- **Passage shown**
Start of Block

Vitamin D deficiency, insufficiency may increase risk of CV events
Both insufficiency and deficiency in vitamin D are linked to subclinical atherosclerosis, which potentially suggests an elevated cardiovascular (CV) risk, according to a recent study.
Researchers systematically searched PubMed, Web of Science Scopus and Embase databases for studies assessing the impact of vitamin D deficiency on common carotid artery intima-media thickness (CCA-IMT) and prevalence of carotid plaques, which are markers of subclinical atherosclerosis and predictors of CV events.
A total of 21 studies (3,777 vitamin D-deficient patients and 4,792 controls) with data on CCA-IMT and six studies (1,889 vitamin D-deficient patients and 2,883 controls) on the prevalence of carotid plaques met the inclusion criteria.
There was significantly higher CCA-IMT (mean difference [MD], 0.043 mm; 95 percent CI, 0.030 to 0.056; p<0.001) and an increased prevalence of carotid plaques (odds ratio [OR], 2.29; 1.03 to 5.11; p=0.043) with an attributable risk of 35.9 percent among patients with vitamin D deficiency compared with controls.

End of Block

- **Questions**
**a)** In the vitamin D article, what attributable risk is reported for patients with vitamin D deficiency compared with controls?
**b)** Extend the vitamin D article from the point where it stops.
The data that follows has no connection to the vitamin D article.

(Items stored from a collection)
Start of Block

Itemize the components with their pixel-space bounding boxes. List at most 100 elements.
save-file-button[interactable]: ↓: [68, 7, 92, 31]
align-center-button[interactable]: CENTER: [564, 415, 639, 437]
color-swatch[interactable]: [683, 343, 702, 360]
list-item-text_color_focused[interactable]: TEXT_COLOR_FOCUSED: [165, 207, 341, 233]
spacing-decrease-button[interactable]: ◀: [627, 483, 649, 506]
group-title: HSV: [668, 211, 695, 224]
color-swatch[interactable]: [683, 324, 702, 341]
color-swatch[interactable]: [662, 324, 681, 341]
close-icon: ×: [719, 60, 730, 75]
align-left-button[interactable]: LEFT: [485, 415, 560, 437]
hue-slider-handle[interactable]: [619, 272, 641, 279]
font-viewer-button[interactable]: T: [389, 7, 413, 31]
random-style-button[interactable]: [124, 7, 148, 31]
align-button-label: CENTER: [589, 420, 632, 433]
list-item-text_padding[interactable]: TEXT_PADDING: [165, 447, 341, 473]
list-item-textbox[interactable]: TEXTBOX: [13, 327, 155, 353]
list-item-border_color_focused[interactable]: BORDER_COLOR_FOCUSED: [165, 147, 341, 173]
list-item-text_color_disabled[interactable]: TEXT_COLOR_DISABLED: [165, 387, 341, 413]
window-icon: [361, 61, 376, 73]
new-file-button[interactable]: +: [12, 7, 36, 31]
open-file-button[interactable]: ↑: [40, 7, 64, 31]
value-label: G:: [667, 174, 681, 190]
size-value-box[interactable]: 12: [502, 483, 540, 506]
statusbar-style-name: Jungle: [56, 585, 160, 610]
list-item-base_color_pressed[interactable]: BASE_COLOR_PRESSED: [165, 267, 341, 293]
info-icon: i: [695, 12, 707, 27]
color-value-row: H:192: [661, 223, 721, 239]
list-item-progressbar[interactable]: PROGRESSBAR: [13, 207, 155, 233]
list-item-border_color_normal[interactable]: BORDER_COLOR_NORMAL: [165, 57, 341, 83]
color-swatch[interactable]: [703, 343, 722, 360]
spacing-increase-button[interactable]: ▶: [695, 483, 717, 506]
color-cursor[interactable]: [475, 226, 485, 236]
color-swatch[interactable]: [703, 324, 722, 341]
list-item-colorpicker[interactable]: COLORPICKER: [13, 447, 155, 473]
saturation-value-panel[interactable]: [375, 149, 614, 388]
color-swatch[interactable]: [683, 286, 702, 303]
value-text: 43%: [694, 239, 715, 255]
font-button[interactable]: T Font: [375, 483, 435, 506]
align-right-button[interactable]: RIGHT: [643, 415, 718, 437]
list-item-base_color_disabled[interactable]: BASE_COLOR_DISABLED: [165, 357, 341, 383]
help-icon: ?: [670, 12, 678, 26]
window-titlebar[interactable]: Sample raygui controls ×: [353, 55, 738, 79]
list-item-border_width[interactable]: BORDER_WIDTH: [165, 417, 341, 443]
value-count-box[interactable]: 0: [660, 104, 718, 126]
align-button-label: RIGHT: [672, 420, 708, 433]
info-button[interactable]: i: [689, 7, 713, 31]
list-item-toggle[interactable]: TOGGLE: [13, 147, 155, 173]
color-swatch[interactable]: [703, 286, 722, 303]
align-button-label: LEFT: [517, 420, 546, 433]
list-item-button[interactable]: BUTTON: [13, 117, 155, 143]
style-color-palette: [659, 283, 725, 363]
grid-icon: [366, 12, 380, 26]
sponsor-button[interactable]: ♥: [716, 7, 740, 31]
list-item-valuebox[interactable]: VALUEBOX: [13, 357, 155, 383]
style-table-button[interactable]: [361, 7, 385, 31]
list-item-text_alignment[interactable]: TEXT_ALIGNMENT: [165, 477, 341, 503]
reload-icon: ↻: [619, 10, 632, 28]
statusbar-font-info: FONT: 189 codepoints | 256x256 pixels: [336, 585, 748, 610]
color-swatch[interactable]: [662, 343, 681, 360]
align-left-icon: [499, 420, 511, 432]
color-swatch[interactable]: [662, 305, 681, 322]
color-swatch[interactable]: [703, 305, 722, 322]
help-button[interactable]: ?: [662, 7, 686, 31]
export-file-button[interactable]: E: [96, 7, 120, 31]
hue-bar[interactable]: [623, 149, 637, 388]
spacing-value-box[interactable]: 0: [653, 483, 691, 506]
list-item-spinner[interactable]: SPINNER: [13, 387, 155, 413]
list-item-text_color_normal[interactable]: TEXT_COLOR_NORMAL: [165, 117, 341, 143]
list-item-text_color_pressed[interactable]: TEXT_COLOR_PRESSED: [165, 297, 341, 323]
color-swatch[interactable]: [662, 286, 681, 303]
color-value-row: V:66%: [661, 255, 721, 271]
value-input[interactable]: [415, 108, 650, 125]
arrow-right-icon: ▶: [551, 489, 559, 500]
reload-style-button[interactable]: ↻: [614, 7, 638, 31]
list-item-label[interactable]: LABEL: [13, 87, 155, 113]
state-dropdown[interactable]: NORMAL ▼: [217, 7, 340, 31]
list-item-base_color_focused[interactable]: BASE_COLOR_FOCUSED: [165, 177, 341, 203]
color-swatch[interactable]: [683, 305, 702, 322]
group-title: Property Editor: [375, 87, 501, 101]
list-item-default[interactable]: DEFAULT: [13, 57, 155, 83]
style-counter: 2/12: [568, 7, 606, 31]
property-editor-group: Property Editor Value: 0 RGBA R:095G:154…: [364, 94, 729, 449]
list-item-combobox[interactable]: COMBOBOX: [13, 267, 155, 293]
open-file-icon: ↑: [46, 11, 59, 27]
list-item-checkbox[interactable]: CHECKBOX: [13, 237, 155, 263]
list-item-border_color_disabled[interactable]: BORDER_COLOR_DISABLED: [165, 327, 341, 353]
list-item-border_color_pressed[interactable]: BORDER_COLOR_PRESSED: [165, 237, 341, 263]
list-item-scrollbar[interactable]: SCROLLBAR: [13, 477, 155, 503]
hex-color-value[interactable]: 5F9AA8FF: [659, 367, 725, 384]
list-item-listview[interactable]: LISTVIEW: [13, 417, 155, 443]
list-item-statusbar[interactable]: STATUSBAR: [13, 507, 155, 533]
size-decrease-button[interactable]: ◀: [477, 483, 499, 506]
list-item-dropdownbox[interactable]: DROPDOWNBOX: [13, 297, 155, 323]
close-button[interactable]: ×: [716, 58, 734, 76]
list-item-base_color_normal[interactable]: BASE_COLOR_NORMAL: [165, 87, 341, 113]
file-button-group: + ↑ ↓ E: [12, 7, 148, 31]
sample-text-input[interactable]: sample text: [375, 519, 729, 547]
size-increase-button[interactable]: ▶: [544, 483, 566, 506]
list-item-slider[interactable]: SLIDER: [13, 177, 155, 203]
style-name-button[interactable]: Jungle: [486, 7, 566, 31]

End of Block

- **Task-by-task answers**
**a)** 35.9 percent.

**b)**
When selecting for studies specifically including patients with diabetes, those with vitamin D deficiency showed higher prevalence of carotid plaques than controls (OR, 3.27; 1.62 to 6.62; p=0.001). There was a significant difference in CCA-IMT when comparing vitamin D-insufficient patients with controls (MD, 0.011; 0.010 to 0.012; p<0.001).
Results were substantially confirmed by sensitivity analyses, while regression models demonstrated that all of the other clinical and demographic covariates—with the exception of low-density lipoprotein cholesterol, high-density lipoprotein cholesterol, triglycerides and the prevalence of hypercholesterolemia—significantly impacted on the difference in CCA-IMT between vitamin D-deficient patients and controls
Patients with vitamin D deficiency have an increased CV morbidity and mortality, according to researchers.